Quoted text:
I had a Massey Ferguson 10 wheel that was similar to your picture, and acted the same. I do alfalfa and it worked most of the time. Upgraded to a Vermeer carted 12 wheel and love it. Way more clearance from the tire to the wheel as well as height clearance. I've doubled up 14' windrows of first cutting alfalfa that went 3.3 tons per acre. Most grass I've done is double windrows of orchard that went 2 ton. Was around $8k new with 0% interest annual payments (one left).
Did 15 acres last night in a little over an hour


----------



## Westernstar (Jun 27, 2017)




----------



## JMT (Aug 10, 2013)

Idaho Hay said:


> Unfortunately this one only has an angle adjustment which mean that if you try and narrow the raking width, it'll make the windrow wider. I've got it adjust to make as wide of a windrow as possible for the pick up on my baler.
> 
> I like the way the rake works, just not in heavy hay... which make it a no go for me.


Have you loosened the c-bolts and adjusted the position of the assemblies to match your desired windrow width?

Also, how wide is the pickup on your baler? Only reason I ask is that from my experience with a similar rake you should be able to make it work if you are making a 5' windrow.


----------



## Idaho Hay (Oct 14, 2016)

JMT said:


> Have you loosened the c-bolts and adjusted the position of the assemblies to match your desired windrow width?
> 
> Also, how wide is the pickup on your baler? Only reason I ask is that from my experience with a similar rake you should be able to make it work if you are making a 5' windrow.

List of tasks:
A) Can you sum up the hay rake thread above in two sentences?
B) Could you reproduce the hay rake thread exactly, everything from "I had a Massey" down to "payments (one left)."?

Entries shown:
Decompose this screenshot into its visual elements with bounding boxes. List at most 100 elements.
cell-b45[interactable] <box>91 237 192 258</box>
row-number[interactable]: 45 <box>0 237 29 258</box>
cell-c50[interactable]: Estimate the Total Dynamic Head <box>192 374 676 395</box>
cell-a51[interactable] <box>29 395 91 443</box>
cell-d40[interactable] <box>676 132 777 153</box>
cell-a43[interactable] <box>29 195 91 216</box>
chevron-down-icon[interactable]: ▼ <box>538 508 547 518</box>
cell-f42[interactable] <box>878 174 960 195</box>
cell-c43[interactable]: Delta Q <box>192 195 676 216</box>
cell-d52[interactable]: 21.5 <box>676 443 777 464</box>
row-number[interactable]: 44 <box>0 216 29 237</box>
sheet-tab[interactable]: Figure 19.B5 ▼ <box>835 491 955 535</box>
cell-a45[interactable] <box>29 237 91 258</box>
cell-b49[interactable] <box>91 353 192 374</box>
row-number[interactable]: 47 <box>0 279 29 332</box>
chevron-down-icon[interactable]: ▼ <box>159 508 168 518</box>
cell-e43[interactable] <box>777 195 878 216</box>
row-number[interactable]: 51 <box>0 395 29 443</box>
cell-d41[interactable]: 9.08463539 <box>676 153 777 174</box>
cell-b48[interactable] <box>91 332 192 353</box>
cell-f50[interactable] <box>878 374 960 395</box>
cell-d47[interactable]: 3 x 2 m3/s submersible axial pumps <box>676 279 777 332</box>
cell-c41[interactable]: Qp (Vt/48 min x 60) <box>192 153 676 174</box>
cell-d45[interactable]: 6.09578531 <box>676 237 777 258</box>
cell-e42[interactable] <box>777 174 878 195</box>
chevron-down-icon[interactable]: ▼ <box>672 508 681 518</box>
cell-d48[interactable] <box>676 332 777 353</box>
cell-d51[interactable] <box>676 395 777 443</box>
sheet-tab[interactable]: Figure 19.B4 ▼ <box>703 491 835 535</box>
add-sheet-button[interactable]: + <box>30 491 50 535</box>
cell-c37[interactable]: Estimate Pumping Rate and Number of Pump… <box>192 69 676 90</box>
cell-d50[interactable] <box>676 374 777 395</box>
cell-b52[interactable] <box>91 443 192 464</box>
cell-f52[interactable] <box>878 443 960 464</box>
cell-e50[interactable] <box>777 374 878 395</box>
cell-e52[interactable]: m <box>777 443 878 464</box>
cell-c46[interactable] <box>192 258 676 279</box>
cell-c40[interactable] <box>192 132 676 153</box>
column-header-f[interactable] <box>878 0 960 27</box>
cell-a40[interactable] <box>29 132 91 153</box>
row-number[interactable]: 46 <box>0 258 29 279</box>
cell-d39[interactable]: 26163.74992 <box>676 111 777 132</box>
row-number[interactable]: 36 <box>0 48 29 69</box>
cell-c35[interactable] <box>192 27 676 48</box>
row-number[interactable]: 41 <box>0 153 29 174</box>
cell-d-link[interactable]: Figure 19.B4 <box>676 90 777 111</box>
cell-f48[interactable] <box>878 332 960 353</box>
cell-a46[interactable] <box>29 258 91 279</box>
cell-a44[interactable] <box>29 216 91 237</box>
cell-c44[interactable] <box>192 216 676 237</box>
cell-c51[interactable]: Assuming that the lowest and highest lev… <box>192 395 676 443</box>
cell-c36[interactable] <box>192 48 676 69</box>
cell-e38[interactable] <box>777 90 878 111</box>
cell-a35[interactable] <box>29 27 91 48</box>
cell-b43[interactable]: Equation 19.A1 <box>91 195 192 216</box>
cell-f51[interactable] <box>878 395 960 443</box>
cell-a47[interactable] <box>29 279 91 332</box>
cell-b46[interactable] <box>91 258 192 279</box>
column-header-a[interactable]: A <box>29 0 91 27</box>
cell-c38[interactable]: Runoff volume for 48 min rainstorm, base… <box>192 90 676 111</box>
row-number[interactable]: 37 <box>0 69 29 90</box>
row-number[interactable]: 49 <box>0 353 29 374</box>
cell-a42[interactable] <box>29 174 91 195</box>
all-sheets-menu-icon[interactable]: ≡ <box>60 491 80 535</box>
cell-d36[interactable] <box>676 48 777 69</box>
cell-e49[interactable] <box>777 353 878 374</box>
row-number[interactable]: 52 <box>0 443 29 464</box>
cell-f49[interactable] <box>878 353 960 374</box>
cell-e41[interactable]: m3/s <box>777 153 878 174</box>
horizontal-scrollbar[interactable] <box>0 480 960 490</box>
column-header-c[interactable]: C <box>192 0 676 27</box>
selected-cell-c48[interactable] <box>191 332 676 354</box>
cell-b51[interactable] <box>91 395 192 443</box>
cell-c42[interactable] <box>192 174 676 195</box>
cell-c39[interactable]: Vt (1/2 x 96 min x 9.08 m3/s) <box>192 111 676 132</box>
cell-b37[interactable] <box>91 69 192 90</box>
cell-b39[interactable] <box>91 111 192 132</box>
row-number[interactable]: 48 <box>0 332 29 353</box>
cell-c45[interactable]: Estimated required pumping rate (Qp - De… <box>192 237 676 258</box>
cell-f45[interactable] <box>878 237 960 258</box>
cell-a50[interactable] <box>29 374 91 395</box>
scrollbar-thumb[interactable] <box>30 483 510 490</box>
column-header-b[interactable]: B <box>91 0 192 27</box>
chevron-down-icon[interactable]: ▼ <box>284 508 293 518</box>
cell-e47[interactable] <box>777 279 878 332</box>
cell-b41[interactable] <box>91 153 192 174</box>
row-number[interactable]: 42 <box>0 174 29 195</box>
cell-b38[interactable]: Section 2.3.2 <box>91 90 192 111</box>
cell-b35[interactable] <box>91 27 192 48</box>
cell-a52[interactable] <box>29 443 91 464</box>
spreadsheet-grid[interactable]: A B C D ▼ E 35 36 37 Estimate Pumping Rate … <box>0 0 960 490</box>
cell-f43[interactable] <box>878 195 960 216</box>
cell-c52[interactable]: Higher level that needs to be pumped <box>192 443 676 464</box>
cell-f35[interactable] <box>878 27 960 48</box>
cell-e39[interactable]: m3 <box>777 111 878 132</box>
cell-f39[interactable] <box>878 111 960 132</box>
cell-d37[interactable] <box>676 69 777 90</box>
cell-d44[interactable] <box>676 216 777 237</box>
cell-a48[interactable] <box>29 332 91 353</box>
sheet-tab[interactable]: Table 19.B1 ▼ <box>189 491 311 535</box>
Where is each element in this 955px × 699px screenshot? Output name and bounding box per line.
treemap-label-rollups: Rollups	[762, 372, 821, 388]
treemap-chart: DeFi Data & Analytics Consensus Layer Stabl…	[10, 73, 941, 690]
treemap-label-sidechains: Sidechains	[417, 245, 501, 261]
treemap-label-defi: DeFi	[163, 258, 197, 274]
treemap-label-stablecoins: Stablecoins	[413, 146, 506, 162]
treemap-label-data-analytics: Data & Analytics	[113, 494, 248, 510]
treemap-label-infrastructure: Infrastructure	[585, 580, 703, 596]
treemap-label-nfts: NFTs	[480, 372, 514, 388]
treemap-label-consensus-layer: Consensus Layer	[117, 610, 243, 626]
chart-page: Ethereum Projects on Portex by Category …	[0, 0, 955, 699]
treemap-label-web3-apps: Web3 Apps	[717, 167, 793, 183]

Task-by-task results:
A) One poster moved from a Massey Ferguson 10-wheel rake, which worked most of the time in alfalfa, to a Vermeer carted 12-wheel rake with much more tire and height clearance, which has handled doubled windrows of heavy first-cutting alfalfa and cost about $8k new at 0% interest. In reply to Idaho Hay, whose rake has only an angle adjustment and is a no go in heavy hay, JMT asks whether the c-bolts were loosened to reposition the assemblies and how wide the baler pickup is.

B)
I had a Massey Ferguson 10 wheel that was similar to your picture, and acted the same. I do alfalfa and it worked most of the time. Upgraded to a Vermeer carted 12 wheel and love it. Way more clearance from the tire to the wheel as well as height clearance. I've doubled up 14' windrows of first cutting alfalfa that went 3.3 tons per acre. Most grass I've done is double windrows of orchard that went 2 ton. Was around $8k new with 0% interest annual payments (one left).